Search the data below for "endast"; list each line that holds it.

= Beginning of Section =

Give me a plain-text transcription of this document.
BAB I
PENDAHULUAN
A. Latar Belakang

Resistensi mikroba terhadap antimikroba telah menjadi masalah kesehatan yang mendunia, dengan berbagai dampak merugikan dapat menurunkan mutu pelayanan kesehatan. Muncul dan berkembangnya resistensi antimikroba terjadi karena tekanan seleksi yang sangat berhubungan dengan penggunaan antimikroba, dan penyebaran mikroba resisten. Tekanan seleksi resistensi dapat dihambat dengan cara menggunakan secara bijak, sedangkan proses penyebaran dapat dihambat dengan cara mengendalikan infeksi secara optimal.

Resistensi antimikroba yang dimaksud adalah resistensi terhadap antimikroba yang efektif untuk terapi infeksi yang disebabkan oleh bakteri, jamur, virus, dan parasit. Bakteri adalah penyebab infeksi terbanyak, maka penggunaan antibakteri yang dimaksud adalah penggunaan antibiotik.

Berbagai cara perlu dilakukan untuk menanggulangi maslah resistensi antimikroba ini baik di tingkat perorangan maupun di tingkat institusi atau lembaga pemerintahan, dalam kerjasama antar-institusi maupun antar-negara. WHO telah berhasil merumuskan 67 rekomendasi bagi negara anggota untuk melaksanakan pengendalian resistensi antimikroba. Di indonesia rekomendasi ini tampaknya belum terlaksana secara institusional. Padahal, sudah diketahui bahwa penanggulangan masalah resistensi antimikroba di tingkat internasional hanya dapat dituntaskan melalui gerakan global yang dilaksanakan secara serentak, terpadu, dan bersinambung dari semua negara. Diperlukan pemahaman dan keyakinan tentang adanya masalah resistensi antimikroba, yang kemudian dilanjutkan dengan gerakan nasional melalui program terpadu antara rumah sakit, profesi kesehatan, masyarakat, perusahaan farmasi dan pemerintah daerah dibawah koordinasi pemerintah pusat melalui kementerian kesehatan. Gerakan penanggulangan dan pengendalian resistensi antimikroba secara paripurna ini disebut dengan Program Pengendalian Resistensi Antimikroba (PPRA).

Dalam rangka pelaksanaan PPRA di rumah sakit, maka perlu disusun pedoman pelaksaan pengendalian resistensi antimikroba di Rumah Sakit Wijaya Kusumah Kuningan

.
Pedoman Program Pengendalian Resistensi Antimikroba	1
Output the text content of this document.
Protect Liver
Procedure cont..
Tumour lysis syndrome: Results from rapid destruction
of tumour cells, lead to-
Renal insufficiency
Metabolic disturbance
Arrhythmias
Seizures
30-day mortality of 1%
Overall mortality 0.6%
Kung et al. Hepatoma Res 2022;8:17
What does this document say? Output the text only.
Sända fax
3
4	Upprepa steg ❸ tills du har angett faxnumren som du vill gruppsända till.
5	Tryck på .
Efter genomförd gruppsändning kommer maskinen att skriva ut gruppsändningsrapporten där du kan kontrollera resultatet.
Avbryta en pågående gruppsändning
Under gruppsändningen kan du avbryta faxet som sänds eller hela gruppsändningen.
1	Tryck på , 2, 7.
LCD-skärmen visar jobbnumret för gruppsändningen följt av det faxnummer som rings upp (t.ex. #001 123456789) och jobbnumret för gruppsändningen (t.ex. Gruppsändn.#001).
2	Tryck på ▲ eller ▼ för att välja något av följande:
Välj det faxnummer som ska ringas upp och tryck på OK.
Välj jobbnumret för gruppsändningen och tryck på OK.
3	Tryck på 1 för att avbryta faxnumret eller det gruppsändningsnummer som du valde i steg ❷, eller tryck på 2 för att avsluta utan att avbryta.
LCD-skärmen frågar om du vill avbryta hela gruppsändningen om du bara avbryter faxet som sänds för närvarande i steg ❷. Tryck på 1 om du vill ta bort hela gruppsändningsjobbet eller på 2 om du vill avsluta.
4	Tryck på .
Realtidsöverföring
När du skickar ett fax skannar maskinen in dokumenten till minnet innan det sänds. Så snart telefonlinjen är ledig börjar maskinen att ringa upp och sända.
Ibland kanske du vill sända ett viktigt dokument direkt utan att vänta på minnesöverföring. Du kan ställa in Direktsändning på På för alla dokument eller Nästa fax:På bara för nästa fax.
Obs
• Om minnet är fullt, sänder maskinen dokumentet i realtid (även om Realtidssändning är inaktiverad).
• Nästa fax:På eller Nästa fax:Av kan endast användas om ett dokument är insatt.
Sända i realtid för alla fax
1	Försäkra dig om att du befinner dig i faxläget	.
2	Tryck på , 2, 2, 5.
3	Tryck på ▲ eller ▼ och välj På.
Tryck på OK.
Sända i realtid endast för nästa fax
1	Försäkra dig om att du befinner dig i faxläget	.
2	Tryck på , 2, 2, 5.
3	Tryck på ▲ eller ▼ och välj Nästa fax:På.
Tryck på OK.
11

= End of Section =

### Output for this exercise
• Nästa fax:På eller Nästa fax:Av kan endast användas om ett dokument är insatt.
Sända i realtid endast för nästa fax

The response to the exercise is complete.